** Start of Entries shown **

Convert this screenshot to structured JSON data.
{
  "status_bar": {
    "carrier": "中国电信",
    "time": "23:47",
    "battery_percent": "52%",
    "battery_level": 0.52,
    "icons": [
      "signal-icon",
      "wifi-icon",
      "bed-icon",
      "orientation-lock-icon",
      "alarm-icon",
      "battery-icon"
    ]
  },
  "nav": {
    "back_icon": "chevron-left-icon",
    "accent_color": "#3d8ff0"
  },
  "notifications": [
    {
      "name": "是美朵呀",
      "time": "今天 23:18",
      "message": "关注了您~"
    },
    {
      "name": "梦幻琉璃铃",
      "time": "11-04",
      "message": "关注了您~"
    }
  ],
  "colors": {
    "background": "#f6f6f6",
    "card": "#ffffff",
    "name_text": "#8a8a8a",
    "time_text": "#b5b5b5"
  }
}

** End of Entries shown **

What is expected
Exactly as written, please output every entry.

Final answer
Convert this screenshot to structured JSON data.
{
  "status_bar": {
    "carrier": "中国电信",
    "time": "23:47",
    "battery_percent": "52%",
    "battery_level": 0.52,
    "icons": [
      "signal-icon",
      "wifi-icon",
      "bed-icon",
      "orientation-lock-icon",
      "alarm-icon",
      "battery-icon"
    ]
  },
  "nav": {
    "back_icon": "chevron-left-icon",
    "accent_color": "#3d8ff0"
  },
  "notifications": [
    {
      "name": "是美朵呀",
      "time": "今天 23:18",
      "message": "关注了您~"
    },
    {
      "name": "梦幻琉璃铃",
      "time": "11-04",
      "message": "关注了您~"
    }
  ],
  "colors": {
    "background": "#f6f6f6",
    "card": "#ffffff",
    "name_text": "#8a8a8a",
    "time_text": "#b5b5b5"
  }
}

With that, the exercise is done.